─── MATERIALS PROVIDED

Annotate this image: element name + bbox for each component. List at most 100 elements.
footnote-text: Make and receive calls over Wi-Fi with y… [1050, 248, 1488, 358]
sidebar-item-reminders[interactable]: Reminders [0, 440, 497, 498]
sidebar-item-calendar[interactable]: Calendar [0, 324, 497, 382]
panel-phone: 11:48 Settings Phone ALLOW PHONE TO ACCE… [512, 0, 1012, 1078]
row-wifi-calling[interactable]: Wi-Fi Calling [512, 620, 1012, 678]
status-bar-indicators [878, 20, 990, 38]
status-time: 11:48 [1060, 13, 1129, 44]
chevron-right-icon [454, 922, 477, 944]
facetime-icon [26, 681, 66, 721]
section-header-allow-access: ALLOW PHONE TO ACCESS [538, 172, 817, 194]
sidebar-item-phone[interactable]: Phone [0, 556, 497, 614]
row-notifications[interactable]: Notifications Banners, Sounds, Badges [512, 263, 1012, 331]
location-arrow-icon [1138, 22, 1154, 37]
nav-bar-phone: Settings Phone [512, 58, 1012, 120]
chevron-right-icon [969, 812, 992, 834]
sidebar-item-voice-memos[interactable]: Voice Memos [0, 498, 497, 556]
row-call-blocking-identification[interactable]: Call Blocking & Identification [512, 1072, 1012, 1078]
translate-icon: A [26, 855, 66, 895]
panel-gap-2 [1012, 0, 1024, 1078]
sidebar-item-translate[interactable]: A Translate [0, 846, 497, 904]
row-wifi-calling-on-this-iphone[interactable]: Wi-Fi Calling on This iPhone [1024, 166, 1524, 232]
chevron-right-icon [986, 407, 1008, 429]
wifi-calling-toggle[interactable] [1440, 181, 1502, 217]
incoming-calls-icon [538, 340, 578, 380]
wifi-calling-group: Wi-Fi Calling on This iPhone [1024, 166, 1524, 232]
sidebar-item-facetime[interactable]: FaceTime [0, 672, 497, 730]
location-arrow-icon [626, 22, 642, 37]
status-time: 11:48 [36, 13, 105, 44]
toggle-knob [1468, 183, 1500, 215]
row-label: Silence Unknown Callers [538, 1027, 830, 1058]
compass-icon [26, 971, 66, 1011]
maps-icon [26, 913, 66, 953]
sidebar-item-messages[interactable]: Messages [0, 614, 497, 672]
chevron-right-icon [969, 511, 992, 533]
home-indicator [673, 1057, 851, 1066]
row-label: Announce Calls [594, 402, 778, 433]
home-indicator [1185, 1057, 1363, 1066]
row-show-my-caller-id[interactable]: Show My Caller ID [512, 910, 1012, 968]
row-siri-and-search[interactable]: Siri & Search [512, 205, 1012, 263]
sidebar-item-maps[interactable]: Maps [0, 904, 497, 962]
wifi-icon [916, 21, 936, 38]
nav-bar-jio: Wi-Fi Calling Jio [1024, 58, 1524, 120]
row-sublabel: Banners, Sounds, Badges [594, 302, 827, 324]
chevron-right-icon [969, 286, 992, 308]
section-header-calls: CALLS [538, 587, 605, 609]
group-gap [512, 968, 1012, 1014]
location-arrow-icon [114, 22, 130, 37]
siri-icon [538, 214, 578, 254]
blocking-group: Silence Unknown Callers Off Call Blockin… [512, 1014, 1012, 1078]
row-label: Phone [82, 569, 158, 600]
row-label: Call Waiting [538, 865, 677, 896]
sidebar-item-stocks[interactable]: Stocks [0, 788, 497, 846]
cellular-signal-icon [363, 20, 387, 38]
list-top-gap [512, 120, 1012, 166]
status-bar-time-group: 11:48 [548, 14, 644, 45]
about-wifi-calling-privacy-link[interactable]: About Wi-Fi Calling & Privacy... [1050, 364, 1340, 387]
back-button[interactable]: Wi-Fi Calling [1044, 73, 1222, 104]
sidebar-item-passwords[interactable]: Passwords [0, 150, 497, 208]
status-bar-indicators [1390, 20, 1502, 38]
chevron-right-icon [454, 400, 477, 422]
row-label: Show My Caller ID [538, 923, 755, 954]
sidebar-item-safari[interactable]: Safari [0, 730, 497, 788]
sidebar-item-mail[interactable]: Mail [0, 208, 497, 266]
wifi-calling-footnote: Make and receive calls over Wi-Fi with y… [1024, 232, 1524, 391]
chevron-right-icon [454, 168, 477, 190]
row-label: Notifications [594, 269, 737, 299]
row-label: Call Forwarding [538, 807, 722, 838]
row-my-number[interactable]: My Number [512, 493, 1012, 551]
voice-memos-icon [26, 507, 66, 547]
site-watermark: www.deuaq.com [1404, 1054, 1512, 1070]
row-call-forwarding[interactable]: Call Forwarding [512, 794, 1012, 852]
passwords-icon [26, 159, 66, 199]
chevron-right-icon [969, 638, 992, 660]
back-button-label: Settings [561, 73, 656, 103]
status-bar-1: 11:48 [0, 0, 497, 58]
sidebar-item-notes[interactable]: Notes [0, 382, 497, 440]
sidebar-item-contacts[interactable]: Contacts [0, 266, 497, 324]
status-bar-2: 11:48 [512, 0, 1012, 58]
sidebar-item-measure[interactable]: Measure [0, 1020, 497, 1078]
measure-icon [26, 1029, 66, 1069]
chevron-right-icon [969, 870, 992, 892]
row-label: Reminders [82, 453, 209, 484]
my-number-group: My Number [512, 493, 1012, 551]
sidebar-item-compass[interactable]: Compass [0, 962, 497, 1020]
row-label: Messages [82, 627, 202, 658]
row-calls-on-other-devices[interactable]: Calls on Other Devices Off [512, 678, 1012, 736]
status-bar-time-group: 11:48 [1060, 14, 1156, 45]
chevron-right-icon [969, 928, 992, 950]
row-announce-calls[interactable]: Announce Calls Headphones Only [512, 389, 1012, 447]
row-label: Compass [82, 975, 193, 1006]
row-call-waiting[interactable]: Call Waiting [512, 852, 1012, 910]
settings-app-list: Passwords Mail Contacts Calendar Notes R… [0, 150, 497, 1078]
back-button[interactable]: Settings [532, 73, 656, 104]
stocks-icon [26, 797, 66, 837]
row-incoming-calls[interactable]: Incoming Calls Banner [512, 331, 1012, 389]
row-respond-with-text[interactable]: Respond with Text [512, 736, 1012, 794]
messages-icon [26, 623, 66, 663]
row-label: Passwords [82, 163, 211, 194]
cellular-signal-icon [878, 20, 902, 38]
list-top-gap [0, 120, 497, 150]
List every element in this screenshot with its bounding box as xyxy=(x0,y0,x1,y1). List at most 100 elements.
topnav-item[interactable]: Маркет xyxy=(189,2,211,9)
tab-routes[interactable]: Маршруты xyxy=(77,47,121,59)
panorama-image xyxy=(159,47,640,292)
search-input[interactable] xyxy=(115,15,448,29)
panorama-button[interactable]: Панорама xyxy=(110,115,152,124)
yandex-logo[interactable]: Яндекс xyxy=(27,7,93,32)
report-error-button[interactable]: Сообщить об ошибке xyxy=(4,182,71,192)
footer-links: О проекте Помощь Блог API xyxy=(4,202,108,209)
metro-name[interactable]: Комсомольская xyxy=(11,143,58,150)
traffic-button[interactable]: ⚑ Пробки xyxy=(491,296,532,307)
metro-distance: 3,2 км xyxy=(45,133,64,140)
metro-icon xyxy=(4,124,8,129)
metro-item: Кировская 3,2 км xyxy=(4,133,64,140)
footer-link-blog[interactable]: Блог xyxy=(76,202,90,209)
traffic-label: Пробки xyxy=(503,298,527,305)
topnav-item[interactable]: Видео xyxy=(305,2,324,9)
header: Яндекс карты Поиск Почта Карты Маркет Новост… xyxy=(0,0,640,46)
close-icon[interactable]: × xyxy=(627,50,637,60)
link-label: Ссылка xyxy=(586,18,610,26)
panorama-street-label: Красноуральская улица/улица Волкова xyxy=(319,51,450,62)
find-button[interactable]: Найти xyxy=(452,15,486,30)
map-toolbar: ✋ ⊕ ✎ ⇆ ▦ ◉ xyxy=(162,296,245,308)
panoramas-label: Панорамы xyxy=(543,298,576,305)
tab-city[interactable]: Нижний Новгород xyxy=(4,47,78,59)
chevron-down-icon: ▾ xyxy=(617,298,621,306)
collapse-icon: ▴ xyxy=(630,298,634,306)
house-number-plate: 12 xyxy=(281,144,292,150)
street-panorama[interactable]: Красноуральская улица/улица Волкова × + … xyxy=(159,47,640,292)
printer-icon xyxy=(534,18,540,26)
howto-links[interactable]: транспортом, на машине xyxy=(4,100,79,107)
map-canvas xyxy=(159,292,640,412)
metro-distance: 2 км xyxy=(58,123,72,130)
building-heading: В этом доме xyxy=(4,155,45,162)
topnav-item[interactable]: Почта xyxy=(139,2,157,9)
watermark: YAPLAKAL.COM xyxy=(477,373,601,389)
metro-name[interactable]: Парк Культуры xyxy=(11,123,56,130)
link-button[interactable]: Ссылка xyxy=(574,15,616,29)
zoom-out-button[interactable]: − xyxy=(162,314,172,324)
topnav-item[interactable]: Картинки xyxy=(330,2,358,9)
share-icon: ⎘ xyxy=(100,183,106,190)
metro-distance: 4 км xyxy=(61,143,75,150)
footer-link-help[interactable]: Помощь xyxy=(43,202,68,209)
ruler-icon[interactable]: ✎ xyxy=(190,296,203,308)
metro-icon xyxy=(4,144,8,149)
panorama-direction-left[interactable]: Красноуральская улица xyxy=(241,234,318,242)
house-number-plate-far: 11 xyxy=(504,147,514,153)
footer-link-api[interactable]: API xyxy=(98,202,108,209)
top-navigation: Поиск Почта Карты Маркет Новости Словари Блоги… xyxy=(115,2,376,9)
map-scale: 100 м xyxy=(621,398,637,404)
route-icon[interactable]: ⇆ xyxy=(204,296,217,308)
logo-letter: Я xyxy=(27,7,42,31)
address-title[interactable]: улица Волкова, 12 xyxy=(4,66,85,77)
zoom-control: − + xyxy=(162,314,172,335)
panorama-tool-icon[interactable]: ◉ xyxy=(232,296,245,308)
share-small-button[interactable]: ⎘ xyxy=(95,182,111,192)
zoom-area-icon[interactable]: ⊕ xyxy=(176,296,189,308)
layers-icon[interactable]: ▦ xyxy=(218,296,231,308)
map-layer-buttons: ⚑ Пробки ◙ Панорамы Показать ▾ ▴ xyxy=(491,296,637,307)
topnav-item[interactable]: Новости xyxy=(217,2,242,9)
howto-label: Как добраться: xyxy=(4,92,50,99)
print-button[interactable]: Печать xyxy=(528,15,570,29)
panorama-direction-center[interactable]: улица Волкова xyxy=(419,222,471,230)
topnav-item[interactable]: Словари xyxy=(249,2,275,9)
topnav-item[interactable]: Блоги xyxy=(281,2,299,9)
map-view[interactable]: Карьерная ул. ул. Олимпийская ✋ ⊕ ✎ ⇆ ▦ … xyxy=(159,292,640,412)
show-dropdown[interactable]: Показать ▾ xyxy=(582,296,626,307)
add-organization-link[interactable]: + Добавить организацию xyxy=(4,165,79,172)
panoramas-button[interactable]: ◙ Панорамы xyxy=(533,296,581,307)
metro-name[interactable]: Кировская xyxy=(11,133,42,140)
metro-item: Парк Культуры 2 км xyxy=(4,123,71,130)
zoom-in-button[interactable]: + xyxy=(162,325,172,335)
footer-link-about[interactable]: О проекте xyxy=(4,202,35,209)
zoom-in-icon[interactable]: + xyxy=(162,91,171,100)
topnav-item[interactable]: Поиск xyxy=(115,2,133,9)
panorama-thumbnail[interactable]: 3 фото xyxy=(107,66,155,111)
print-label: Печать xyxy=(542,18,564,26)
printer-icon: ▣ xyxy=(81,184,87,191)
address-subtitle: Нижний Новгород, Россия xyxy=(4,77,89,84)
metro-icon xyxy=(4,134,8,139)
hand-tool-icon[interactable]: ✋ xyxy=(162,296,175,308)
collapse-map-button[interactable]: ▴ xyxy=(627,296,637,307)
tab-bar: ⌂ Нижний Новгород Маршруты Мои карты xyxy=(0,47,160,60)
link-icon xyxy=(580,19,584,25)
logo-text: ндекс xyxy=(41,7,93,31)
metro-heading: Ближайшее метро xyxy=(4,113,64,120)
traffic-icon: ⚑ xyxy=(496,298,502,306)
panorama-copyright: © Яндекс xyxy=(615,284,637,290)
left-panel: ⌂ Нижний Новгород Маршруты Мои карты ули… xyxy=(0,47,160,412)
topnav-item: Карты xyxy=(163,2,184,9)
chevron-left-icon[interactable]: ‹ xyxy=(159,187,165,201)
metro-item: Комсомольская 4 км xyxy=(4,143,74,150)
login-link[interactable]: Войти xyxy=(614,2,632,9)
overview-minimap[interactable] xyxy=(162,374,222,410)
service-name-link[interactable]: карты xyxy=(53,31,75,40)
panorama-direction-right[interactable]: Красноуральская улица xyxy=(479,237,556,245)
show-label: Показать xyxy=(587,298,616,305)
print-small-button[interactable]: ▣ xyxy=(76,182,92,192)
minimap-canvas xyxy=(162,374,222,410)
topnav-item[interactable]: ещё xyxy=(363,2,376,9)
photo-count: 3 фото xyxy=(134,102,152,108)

──────

Print the lines of the records exactly as they appear, starting from the first line and going on through the line containing "sidebar-item-phone[interactable]: Phone [0, 556, 497, 614]".

Annotate this image: element name + bbox for each component. List at most 100 elements.
footnote-text: Make and receive calls over Wi-Fi with y… [1050, 248, 1488, 358]
sidebar-item-reminders[interactable]: Reminders [0, 440, 497, 498]
sidebar-item-calendar[interactable]: Calendar [0, 324, 497, 382]
panel-phone: 11:48 Settings Phone ALLOW PHONE TO ACCE… [512, 0, 1012, 1078]
row-wifi-calling[interactable]: Wi-Fi Calling [512, 620, 1012, 678]
status-bar-indicators [878, 20, 990, 38]
status-time: 11:48 [1060, 13, 1129, 44]
chevron-right-icon [454, 922, 477, 944]
facetime-icon [26, 681, 66, 721]
section-header-allow-access: ALLOW PHONE TO ACCESS [538, 172, 817, 194]
sidebar-item-phone[interactable]: Phone [0, 556, 497, 614]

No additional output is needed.